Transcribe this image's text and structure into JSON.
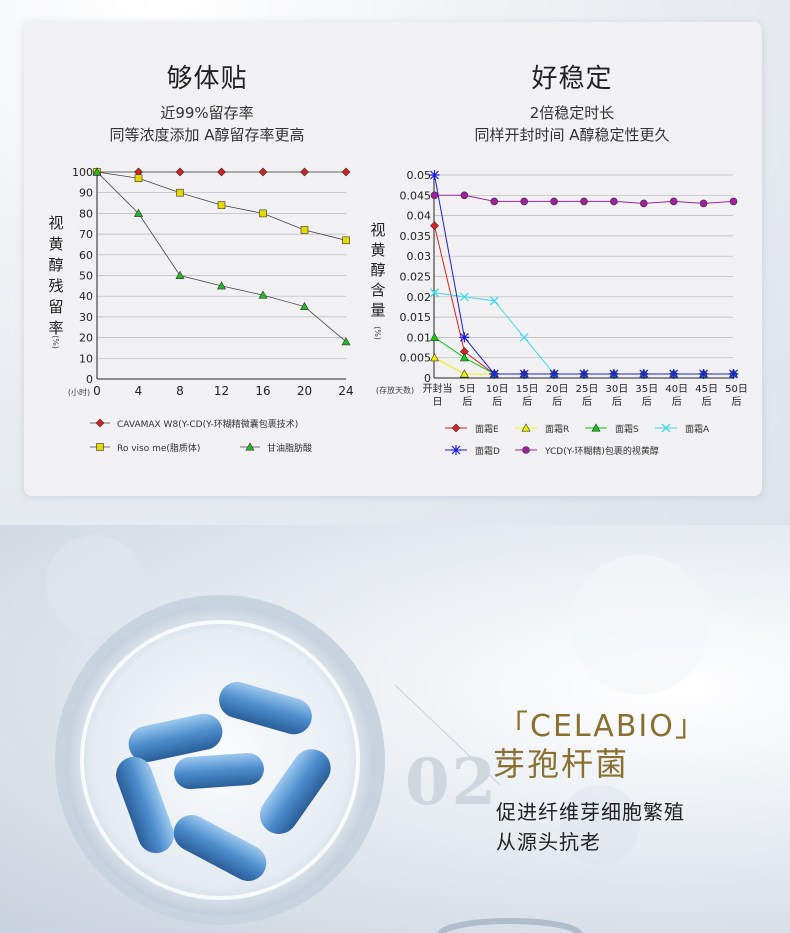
{
  "left": {
    "title": "够体贴",
    "subtitle1": "近99%留存率",
    "subtitle2": "同等浓度添加 A醇留存率更高"
  },
  "right": {
    "title": "好稳定",
    "subtitle1": "2倍稳定时长",
    "subtitle2": "同样开封时间 A醇稳定性更久"
  },
  "bottom": {
    "brand_line1": "「CELABIO」",
    "brand_line2": "芽孢杆菌",
    "number": "02",
    "desc_line1": "促进纤维芽细胞繁殖",
    "desc_line2": "从源头抗老"
  },
  "chart_data": [
    {
      "type": "line",
      "ylabel": "视黄醇残留率",
      "yunit": "(%)",
      "xunit": "(小时)",
      "x": [
        0,
        4,
        8,
        12,
        16,
        20,
        24
      ],
      "xticks": [
        "0",
        "4",
        "8",
        "12",
        "16",
        "20",
        "24"
      ],
      "yticks": [
        "0",
        "10",
        "20",
        "30",
        "40",
        "50",
        "60",
        "70",
        "80",
        "90",
        "100"
      ],
      "ylim": [
        0,
        100
      ],
      "grid": true,
      "series": [
        {
          "name": "CAVAMAX W8(Y-CD(Y-环糊精微囊包裹技术)",
          "color": "#d42020",
          "marker": "diamond",
          "values": [
            100,
            100,
            100,
            100,
            100,
            100,
            100
          ]
        },
        {
          "name": "Ro viso me(脂质体)",
          "color": "#e8d800",
          "marker": "square",
          "values": [
            100,
            97,
            90,
            84,
            80,
            72,
            67
          ]
        },
        {
          "name": "甘油脂肪酸",
          "color": "#22bb22",
          "marker": "triangle",
          "values": [
            100,
            80,
            50,
            45,
            40.5,
            35,
            18
          ]
        }
      ]
    },
    {
      "type": "line",
      "ylabel": "视黄醇含量",
      "yunit": "(%)",
      "xunit": "(存放天数)",
      "xticks": [
        "开封当日",
        "5日后",
        "10日后",
        "15日后",
        "20日后",
        "25日后",
        "30日后",
        "35日后",
        "40日后",
        "45日后",
        "50日后"
      ],
      "yticks": [
        "0",
        "0.005",
        "0.01",
        "0.015",
        "0.02",
        "0.025",
        "0.03",
        "0.035",
        "0.04",
        "0.045",
        "0.05"
      ],
      "ylim": [
        0,
        0.05
      ],
      "grid": true,
      "series": [
        {
          "name": "面霜E",
          "color": "#e02020",
          "marker": "diamond",
          "values": [
            0.0375,
            0.0065,
            0.001,
            0.001,
            0.001,
            0.001,
            0.001,
            0.001,
            0.001,
            0.001,
            0.001
          ]
        },
        {
          "name": "面霜R",
          "color": "#eeee00",
          "marker": "triangle",
          "values": [
            0.005,
            0.001,
            0.001,
            0.001,
            0.001,
            0.001,
            0.001,
            0.001,
            0.001,
            0.001,
            0.001
          ]
        },
        {
          "name": "面霜S",
          "color": "#10cc10",
          "marker": "triangle",
          "values": [
            0.01,
            0.005,
            0.001,
            0.001,
            0.001,
            0.001,
            0.001,
            0.001,
            0.001,
            0.001,
            0.001
          ]
        },
        {
          "name": "面霜A",
          "color": "#40d8e8",
          "marker": "x",
          "values": [
            0.021,
            0.02,
            0.019,
            0.01,
            0.001,
            0.001,
            0.001,
            0.001,
            0.001,
            0.001,
            0.001
          ]
        },
        {
          "name": "面霜D",
          "color": "#2020d8",
          "marker": "star",
          "values": [
            0.05,
            0.01,
            0.001,
            0.001,
            0.001,
            0.001,
            0.001,
            0.001,
            0.001,
            0.001,
            0.001
          ]
        },
        {
          "name": "YCD(Y-环糊精)包裹的视黄醇",
          "color": "#a020a0",
          "marker": "circle",
          "values": [
            0.045,
            0.045,
            0.0435,
            0.0435,
            0.0435,
            0.0435,
            0.0435,
            0.043,
            0.0435,
            0.043,
            0.0435
          ]
        }
      ]
    }
  ]
}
+---+
— Exercise brief —
Copy the whole listing above word for word but do not carry over the pictures.

— Answer to this problem —
Transcribe this image's text and structure into JSON.
{
  "left": {
    "title": "够体贴",
    "subtitle1": "近99%留存率",
    "subtitle2": "同等浓度添加 A醇留存率更高"
  },
  "right": {
    "title": "好稳定",
    "subtitle1": "2倍稳定时长",
    "subtitle2": "同样开封时间 A醇稳定性更久"
  },
  "bottom": {
    "brand_line1": "「CELABIO」",
    "brand_line2": "芽孢杆菌",
    "number": "02",
    "desc_line1": "促进纤维芽细胞繁殖",
    "desc_line2": "从源头抗老"
  },
  "chart_data": [
    {
      "type": "line",
      "ylabel": "视黄醇残留率",
      "yunit": "(%)",
      "xunit": "(小时)",
      "x": [
        0,
        4,
        8,
        12,
        16,
        20,
        24
      ],
      "xticks": [
        "0",
        "4",
        "8",
        "12",
        "16",
        "20",
        "24"
      ],
      "yticks": [
        "0",
        "10",
        "20",
        "30",
        "40",
        "50",
        "60",
        "70",
        "80",
        "90",
        "100"
      ],
      "ylim": [
        0,
        100
      ],
      "grid": true,
      "series": [
        {
          "name": "CAVAMAX W8(Y-CD(Y-环糊精微囊包裹技术)",
          "color": "#d42020",
          "marker": "diamond",
          "values": [
            100,
            100,
            100,
            100,
            100,
            100,
            100
          ]
        },
        {
          "name": "Ro viso me(脂质体)",
          "color": "#e8d800",
          "marker": "square",
          "values": [
            100,
            97,
            90,
            84,
            80,
            72,
            67
          ]
        },
        {
          "name": "甘油脂肪酸",
          "color": "#22bb22",
          "marker": "triangle",
          "values": [
            100,
            80,
            50,
            45,
            40.5,
            35,
            18
          ]
        }
      ]
    },
    {
      "type": "line",
      "ylabel": "视黄醇含量",
      "yunit": "(%)",
      "xunit": "(存放天数)",
      "xticks": [
        "开封当日",
        "5日后",
        "10日后",
        "15日后",
        "20日后",
        "25日后",
        "30日后",
        "35日后",
        "40日后",
        "45日后",
        "50日后"
      ],
      "yticks": [
        "0",
        "0.005",
        "0.01",
        "0.015",
        "0.02",
        "0.025",
        "0.03",
        "0.035",
        "0.04",
        "0.045",
        "0.05"
      ],
      "ylim": [
        0,
        0.05
      ],
      "grid": true,
      "series": [
        {
          "name": "面霜E",
          "color": "#e02020",
          "marker": "diamond",
          "values": [
            0.0375,
            0.0065,
            0.001,
            0.001,
            0.001,
            0.001,
            0.001,
            0.001,
            0.001,
            0.001,
            0.001
          ]
        },
        {
          "name": "面霜R",
          "color": "#eeee00",
          "marker": "triangle",
          "values": [
            0.005,
            0.001,
            0.001,
            0.001,
            0.001,
            0.001,
            0.001,
            0.001,
            0.001,
            0.001,
            0.001
          ]
        },
        {
          "name": "面霜S",
          "color": "#10cc10",
          "marker": "triangle",
          "values": [
            0.01,
            0.005,
            0.001,
            0.001,
            0.001,
            0.001,
            0.001,
            0.001,
            0.001,
            0.001,
            0.001
          ]
        },
        {
          "name": "面霜A",
          "color": "#40d8e8",
          "marker": "x",
          "values": [
            0.021,
            0.02,
            0.019,
            0.01,
            0.001,
            0.001,
            0.001,
            0.001,
            0.001,
            0.001,
            0.001
          ]
        },
        {
          "name": "面霜D",
          "color": "#2020d8",
          "marker": "star",
          "values": [
            0.05,
            0.01,
            0.001,
            0.001,
            0.001,
            0.001,
            0.001,
            0.001,
            0.001,
            0.001,
            0.001
          ]
        },
        {
          "name": "YCD(Y-环糊精)包裹的视黄醇",
          "color": "#a020a0",
          "marker": "circle",
          "values": [
            0.045,
            0.045,
            0.0435,
            0.0435,
            0.0435,
            0.0435,
            0.0435,
            0.043,
            0.0435,
            0.043,
            0.0435
          ]
        }
      ]
    }
  ]
}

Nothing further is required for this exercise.